▶ _Objective_:
Reproduce every line of the material below without any change.

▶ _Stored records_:

◇ ◇ ◇

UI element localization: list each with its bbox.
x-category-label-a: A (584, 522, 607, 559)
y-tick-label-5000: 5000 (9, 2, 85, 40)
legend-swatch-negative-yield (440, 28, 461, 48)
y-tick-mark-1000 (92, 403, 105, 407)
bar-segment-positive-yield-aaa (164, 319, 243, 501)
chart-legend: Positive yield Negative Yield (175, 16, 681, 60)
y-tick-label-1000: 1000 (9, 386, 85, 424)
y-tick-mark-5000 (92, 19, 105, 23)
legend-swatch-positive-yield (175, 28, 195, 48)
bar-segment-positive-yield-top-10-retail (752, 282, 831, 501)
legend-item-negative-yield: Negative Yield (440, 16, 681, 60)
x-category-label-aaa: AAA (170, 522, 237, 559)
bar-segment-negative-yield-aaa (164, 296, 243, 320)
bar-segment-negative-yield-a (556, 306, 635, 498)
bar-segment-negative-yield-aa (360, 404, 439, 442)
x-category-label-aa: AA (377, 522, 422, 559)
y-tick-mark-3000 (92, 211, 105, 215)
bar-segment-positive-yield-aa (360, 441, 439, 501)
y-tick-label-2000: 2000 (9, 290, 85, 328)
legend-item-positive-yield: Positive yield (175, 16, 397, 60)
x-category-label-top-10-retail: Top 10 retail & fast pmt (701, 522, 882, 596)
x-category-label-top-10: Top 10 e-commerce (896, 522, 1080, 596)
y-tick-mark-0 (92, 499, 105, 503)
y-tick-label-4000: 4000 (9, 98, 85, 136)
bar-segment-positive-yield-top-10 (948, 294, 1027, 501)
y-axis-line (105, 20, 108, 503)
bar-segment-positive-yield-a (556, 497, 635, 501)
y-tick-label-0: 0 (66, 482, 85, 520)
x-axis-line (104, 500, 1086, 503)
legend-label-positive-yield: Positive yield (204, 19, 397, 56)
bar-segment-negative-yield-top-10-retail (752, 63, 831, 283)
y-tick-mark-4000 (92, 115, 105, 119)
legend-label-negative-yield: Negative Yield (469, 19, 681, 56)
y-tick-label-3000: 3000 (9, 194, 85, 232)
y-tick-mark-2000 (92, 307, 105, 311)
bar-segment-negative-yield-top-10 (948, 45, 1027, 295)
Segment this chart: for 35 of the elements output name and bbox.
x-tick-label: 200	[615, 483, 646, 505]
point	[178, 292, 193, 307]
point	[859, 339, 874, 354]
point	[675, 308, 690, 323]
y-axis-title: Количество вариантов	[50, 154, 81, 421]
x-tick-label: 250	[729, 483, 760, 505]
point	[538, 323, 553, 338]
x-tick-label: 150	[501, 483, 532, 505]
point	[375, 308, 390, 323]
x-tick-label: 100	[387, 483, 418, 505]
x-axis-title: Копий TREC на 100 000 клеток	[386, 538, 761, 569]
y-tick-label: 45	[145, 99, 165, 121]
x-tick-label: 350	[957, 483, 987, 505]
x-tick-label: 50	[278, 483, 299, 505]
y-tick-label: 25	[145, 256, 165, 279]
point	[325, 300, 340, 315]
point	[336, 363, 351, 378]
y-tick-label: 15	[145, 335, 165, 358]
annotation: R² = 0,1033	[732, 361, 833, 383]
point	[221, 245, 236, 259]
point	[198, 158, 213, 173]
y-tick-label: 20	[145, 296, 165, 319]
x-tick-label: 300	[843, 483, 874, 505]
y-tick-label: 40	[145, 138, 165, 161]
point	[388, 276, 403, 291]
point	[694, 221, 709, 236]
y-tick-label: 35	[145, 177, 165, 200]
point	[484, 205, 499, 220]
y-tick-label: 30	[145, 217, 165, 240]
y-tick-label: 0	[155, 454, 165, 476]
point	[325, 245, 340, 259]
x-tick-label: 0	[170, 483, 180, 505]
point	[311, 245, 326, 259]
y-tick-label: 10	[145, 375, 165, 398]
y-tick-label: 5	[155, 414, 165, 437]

◇ ◇ ◇

▶ _Task solution_:
UI element localization: list each with its bbox.
x-category-label-a: A (584, 522, 607, 559)
y-tick-label-5000: 5000 (9, 2, 85, 40)
legend-swatch-negative-yield (440, 28, 461, 48)
y-tick-mark-1000 (92, 403, 105, 407)
bar-segment-positive-yield-aaa (164, 319, 243, 501)
chart-legend: Positive yield Negative Yield (175, 16, 681, 60)
y-tick-label-1000: 1000 (9, 386, 85, 424)
y-tick-mark-5000 (92, 19, 105, 23)
legend-swatch-positive-yield (175, 28, 195, 48)
bar-segment-positive-yield-top-10-retail (752, 282, 831, 501)
legend-item-negative-yield: Negative Yield (440, 16, 681, 60)
x-category-label-aaa: AAA (170, 522, 237, 559)
bar-segment-negative-yield-aaa (164, 296, 243, 320)
bar-segment-negative-yield-a (556, 306, 635, 498)
bar-segment-negative-yield-aa (360, 404, 439, 442)
x-category-label-aa: AA (377, 522, 422, 559)
y-tick-mark-3000 (92, 211, 105, 215)
bar-segment-positive-yield-aa (360, 441, 439, 501)
y-tick-label-2000: 2000 (9, 290, 85, 328)
legend-item-positive-yield: Positive yield (175, 16, 397, 60)
x-category-label-top-10-retail: Top 10 retail & fast pmt (701, 522, 882, 596)
x-category-label-top-10: Top 10 e-commerce (896, 522, 1080, 596)
y-tick-mark-0 (92, 499, 105, 503)
y-tick-label-4000: 4000 (9, 98, 85, 136)
bar-segment-positive-yield-top-10 (948, 294, 1027, 501)
y-axis-line (105, 20, 108, 503)
bar-segment-positive-yield-a (556, 497, 635, 501)
y-tick-label-0: 0 (66, 482, 85, 520)
x-axis-line (104, 500, 1086, 503)
legend-label-positive-yield: Positive yield (204, 19, 397, 56)
bar-segment-negative-yield-top-10-retail (752, 63, 831, 283)
y-tick-mark-4000 (92, 115, 105, 119)
legend-label-negative-yield: Negative Yield (469, 19, 681, 56)
y-tick-label-3000: 3000 (9, 194, 85, 232)
y-tick-mark-2000 (92, 307, 105, 311)
bar-segment-negative-yield-top-10 (948, 45, 1027, 295)
Segment this chart: for 35 of the elements output name and bbox.
x-tick-label: 200	[615, 483, 646, 505]
point	[178, 292, 193, 307]
point	[859, 339, 874, 354]
point	[675, 308, 690, 323]
y-axis-title: Количество вариантов	[50, 154, 81, 421]
x-tick-label: 250	[729, 483, 760, 505]
point	[538, 323, 553, 338]
x-tick-label: 150	[501, 483, 532, 505]
point	[375, 308, 390, 323]
x-tick-label: 100	[387, 483, 418, 505]
x-axis-title: Копий TREC на 100 000 клеток	[386, 538, 761, 569]
y-tick-label: 45	[145, 99, 165, 121]
x-tick-label: 350	[957, 483, 987, 505]
x-tick-label: 50	[278, 483, 299, 505]
y-tick-label: 25	[145, 256, 165, 279]
point	[325, 300, 340, 315]
point	[336, 363, 351, 378]
y-tick-label: 15	[145, 335, 165, 358]
annotation: R² = 0,1033	[732, 361, 833, 383]
point	[221, 245, 236, 259]
point	[198, 158, 213, 173]
y-tick-label: 20	[145, 296, 165, 319]
x-tick-label: 300	[843, 483, 874, 505]
y-tick-label: 40	[145, 138, 165, 161]
point	[388, 276, 403, 291]
point	[694, 221, 709, 236]
y-tick-label: 35	[145, 177, 165, 200]
point	[484, 205, 499, 220]
y-tick-label: 30	[145, 217, 165, 240]
y-tick-label: 0	[155, 454, 165, 476]
point	[325, 245, 340, 259]
x-tick-label: 0	[170, 483, 180, 505]
point	[311, 245, 326, 259]
y-tick-label: 10	[145, 375, 165, 398]
y-tick-label: 5	[155, 414, 165, 437]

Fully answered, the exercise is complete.